= PROBLEM DETAILS =
Return every line of the data below unchanged, leaving out the pictures.

____ EXTRACTED INFORMATION

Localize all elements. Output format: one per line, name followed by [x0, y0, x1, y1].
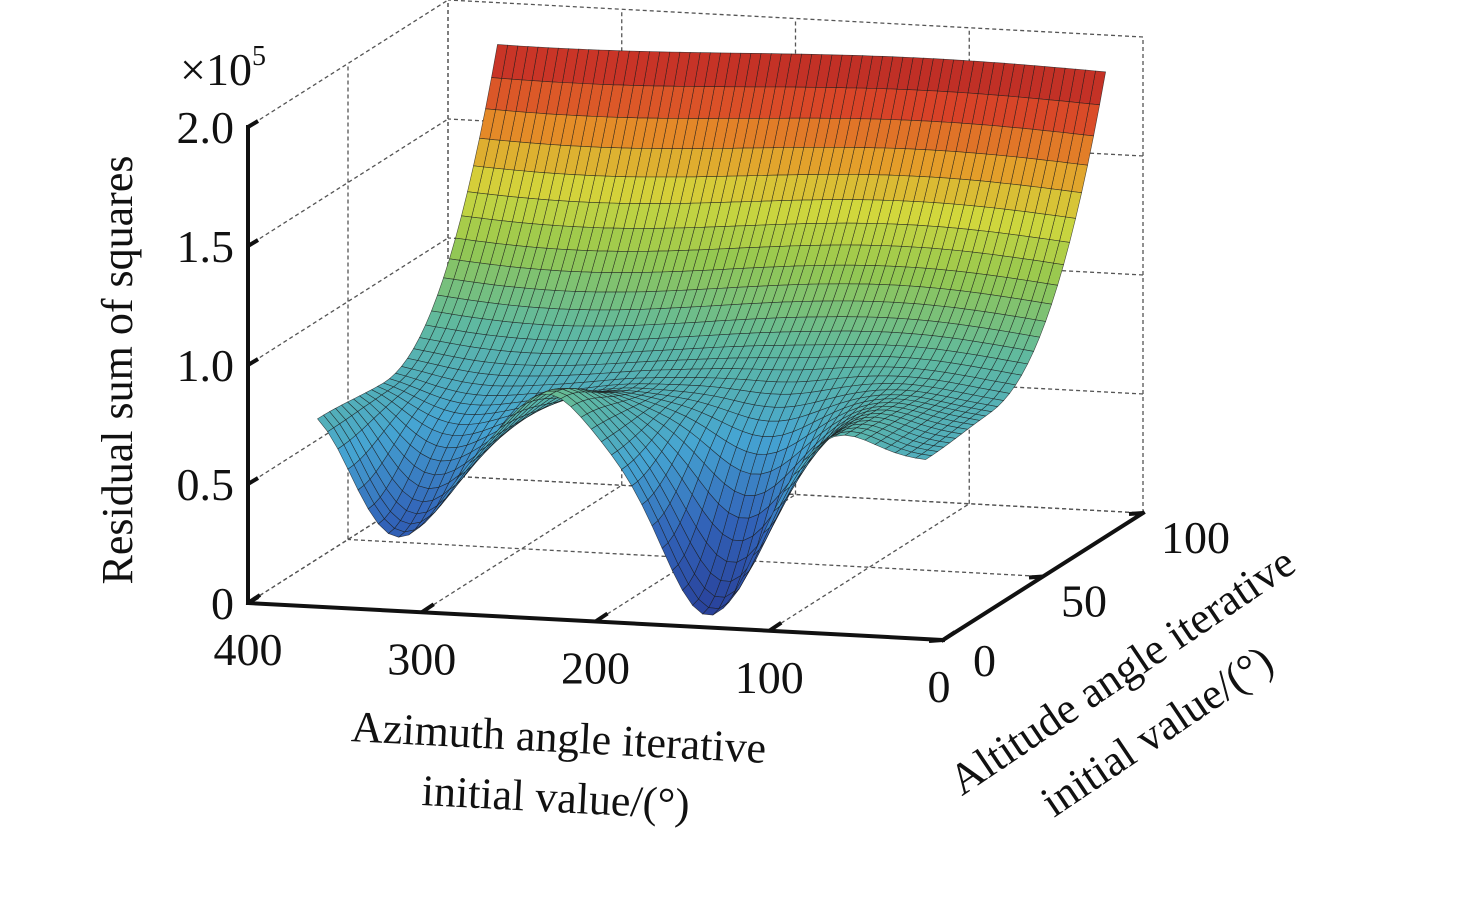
y-tick-label: 100: [1161, 512, 1230, 563]
side-wall-grid-z: [247, 118, 449, 247]
x-axis-title-line2: initial value/(°): [421, 766, 691, 829]
x-tick-mark: [768, 621, 783, 633]
x-tick-mark: [246, 593, 262, 605]
floor-grid-x: [421, 484, 623, 613]
floor-grid-x: [768, 503, 970, 632]
back-wall-grid-z: [447, 0, 1144, 38]
x-tick-label: 100: [735, 652, 804, 703]
y-tick-mark: [1128, 511, 1144, 516]
surface-patch: [317, 414, 335, 433]
y-tick-mark: [1028, 574, 1044, 580]
axes: [245, 119, 1146, 643]
surface-mesh: [317, 44, 1106, 616]
y-tick-label: 0: [973, 635, 996, 686]
x-tick-mark: [420, 602, 435, 614]
x-tick-mark: [941, 630, 957, 642]
back-wall-grid-z: [447, 475, 1144, 514]
z-tick-mark: [246, 476, 260, 486]
side-wall-grid-z: [247, 0, 449, 128]
z-tick-label: 0: [211, 578, 234, 629]
x-tick-label: 0: [928, 661, 951, 712]
x-axis-title-line1: Azimuth angle iterative: [350, 702, 767, 773]
z-tick-label: 1.5: [177, 221, 235, 272]
z-tick-label: 1.0: [177, 340, 235, 391]
x-tick-label: 400: [214, 624, 283, 675]
z-multiplier-exponent: 5: [252, 41, 266, 72]
side-wall-grid-z: [247, 237, 449, 366]
z-tick-mark: [246, 357, 260, 367]
z-tick-mark: [246, 238, 260, 248]
z-tick-label: 2.0: [177, 102, 235, 153]
z-multiplier: ×105: [180, 41, 266, 95]
floor-grid-y: [347, 538, 1044, 578]
x-tick-label: 300: [387, 633, 456, 684]
y-tick-mark: [928, 638, 944, 643]
x-tick-mark: [594, 611, 609, 624]
z-tick-mark: [246, 119, 260, 129]
y-tick-label: 50: [1061, 576, 1107, 627]
x-tick-label: 200: [561, 643, 630, 694]
z-axis-title: Residual sum of squares: [93, 156, 142, 585]
back-wall-grid-z: [447, 356, 1144, 395]
z-tick-label: 0.5: [177, 459, 235, 510]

________

= FINAL ANSWER =
Localize all elements. Output format: one per line, name followed by [x0, y0, x1, y1].
y-tick-label: 100: [1161, 512, 1230, 563]
side-wall-grid-z: [247, 118, 449, 247]
x-axis-title-line2: initial value/(°): [421, 766, 691, 829]
x-tick-mark: [768, 621, 783, 633]
x-tick-mark: [246, 593, 262, 605]
floor-grid-x: [421, 484, 623, 613]
floor-grid-x: [768, 503, 970, 632]
back-wall-grid-z: [447, 0, 1144, 38]
x-tick-label: 100: [735, 652, 804, 703]
y-tick-mark: [1128, 511, 1144, 516]
surface-patch: [317, 414, 335, 433]
y-tick-mark: [1028, 574, 1044, 580]
axes: [245, 119, 1146, 643]
surface-mesh: [317, 44, 1106, 616]
y-tick-label: 0: [973, 635, 996, 686]
x-tick-mark: [420, 602, 435, 614]
x-tick-mark: [941, 630, 957, 642]
back-wall-grid-z: [447, 475, 1144, 514]
z-tick-mark: [246, 476, 260, 486]
side-wall-grid-z: [247, 0, 449, 128]
z-tick-label: 0: [211, 578, 234, 629]
x-tick-label: 0: [928, 661, 951, 712]
x-axis-title-line1: Azimuth angle iterative: [350, 702, 767, 773]
z-tick-label: 1.5: [177, 221, 235, 272]
z-tick-label: 1.0: [177, 340, 235, 391]
x-tick-label: 400: [214, 624, 283, 675]
z-multiplier-exponent: 5: [252, 41, 266, 72]
side-wall-grid-z: [247, 237, 449, 366]
z-tick-mark: [246, 357, 260, 367]
z-tick-mark: [246, 238, 260, 248]
z-tick-label: 2.0: [177, 102, 235, 153]
z-multiplier: ×105: [180, 41, 266, 95]
floor-grid-y: [347, 538, 1044, 578]
x-tick-label: 300: [387, 633, 456, 684]
y-tick-mark: [928, 638, 944, 643]
x-tick-mark: [594, 611, 609, 624]
z-tick-mark: [246, 119, 260, 129]
y-tick-label: 50: [1061, 576, 1107, 627]
x-tick-label: 200: [561, 643, 630, 694]
z-axis-title: Residual sum of squares: [93, 156, 142, 585]
back-wall-grid-z: [447, 356, 1144, 395]
z-tick-label: 0.5: [177, 459, 235, 510]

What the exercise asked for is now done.